Problem details – Repeat all entries exactly.

Data provided –
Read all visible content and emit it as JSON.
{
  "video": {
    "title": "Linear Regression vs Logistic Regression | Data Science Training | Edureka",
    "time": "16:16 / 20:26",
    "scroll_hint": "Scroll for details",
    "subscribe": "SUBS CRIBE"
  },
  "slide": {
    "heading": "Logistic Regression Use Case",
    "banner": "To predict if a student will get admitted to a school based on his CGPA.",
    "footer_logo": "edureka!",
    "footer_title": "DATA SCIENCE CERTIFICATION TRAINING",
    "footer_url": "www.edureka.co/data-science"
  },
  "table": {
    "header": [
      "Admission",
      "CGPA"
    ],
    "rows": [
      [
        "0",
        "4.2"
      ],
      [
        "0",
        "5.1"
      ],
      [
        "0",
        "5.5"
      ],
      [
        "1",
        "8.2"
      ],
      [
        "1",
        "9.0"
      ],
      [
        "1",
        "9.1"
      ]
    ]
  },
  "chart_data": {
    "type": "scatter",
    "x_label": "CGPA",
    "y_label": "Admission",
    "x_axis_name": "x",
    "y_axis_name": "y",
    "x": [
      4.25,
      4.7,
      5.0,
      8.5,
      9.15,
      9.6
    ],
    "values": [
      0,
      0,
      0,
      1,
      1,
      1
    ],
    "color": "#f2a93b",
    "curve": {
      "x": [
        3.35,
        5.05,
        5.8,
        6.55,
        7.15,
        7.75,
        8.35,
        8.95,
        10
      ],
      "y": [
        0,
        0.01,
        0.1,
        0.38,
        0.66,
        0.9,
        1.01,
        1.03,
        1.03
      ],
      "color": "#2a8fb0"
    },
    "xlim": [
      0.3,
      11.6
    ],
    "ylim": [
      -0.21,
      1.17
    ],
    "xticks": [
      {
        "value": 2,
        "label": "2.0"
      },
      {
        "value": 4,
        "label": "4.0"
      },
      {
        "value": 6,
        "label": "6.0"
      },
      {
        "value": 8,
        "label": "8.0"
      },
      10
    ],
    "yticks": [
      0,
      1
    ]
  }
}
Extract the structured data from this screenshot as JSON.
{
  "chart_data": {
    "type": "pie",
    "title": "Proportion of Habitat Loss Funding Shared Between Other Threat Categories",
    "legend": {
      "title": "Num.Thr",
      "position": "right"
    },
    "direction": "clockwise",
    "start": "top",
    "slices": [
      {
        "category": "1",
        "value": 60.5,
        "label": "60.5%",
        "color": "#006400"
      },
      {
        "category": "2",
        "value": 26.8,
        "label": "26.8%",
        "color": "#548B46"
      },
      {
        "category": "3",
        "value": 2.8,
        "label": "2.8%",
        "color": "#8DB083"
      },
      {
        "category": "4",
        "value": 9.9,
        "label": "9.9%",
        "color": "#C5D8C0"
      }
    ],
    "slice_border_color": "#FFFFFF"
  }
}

The response –
Read all visible content and emit it as JSON.
{
  "video": {
    "title": "Linear Regression vs Logistic Regression | Data Science Training | Edureka",
    "time": "16:16 / 20:26",
    "scroll_hint": "Scroll for details",
    "subscribe": "SUBS CRIBE"
  },
  "slide": {
    "heading": "Logistic Regression Use Case",
    "banner": "To predict if a student will get admitted to a school based on his CGPA.",
    "footer_logo": "edureka!",
    "footer_title": "DATA SCIENCE CERTIFICATION TRAINING",
    "footer_url": "www.edureka.co/data-science"
  },
  "table": {
    "header": [
      "Admission",
      "CGPA"
    ],
    "rows": [
      [
        "0",
        "4.2"
      ],
      [
        "0",
        "5.1"
      ],
      [
        "0",
        "5.5"
      ],
      [
        "1",
        "8.2"
      ],
      [
        "1",
        "9.0"
      ],
      [
        "1",
        "9.1"
      ]
    ]
  },
  "chart_data": {
    "type": "scatter",
    "x_label": "CGPA",
    "y_label": "Admission",
    "x_axis_name": "x",
    "y_axis_name": "y",
    "x": [
      4.25,
      4.7,
      5.0,
      8.5,
      9.15,
      9.6
    ],
    "values": [
      0,
      0,
      0,
      1,
      1,
      1
    ],
    "color": "#f2a93b",
    "curve": {
      "x": [
        3.35,
        5.05,
        5.8,
        6.55,
        7.15,
        7.75,
        8.35,
        8.95,
        10
      ],
      "y": [
        0,
        0.01,
        0.1,
        0.38,
        0.66,
        0.9,
        1.01,
        1.03,
        1.03
      ],
      "color": "#2a8fb0"
    },
    "xlim": [
      0.3,
      11.6
    ],
    "ylim": [
      -0.21,
      1.17
    ],
    "xticks": [
      {
        "value": 2,
        "label": "2.0"
      },
      {
        "value": 4,
        "label": "4.0"
      },
      {
        "value": 6,
        "label": "6.0"
      },
      {
        "value": 8,
        "label": "8.0"
      },
      10
    ],
    "yticks": [
      0,
      1
    ]
  }
}
Extract the structured data from this screenshot as JSON.
{
  "chart_data": {
    "type": "pie",
    "title": "Proportion of Habitat Loss Funding Shared Between Other Threat Categories",
    "legend": {
      "title": "Num.Thr",
      "position": "right"
    },
    "direction": "clockwise",
    "start": "top",
    "slices": [
      {
        "category": "1",
        "value": 60.5,
        "label": "60.5%",
        "color": "#006400"
      },
      {
        "category": "2",
        "value": 26.8,
        "label": "26.8%",
        "color": "#548B46"
      },
      {
        "category": "3",
        "value": 2.8,
        "label": "2.8%",
        "color": "#8DB083"
      },
      {
        "category": "4",
        "value": 9.9,
        "label": "9.9%",
        "color": "#C5D8C0"
      }
    ],
    "slice_border_color": "#FFFFFF"
  }
}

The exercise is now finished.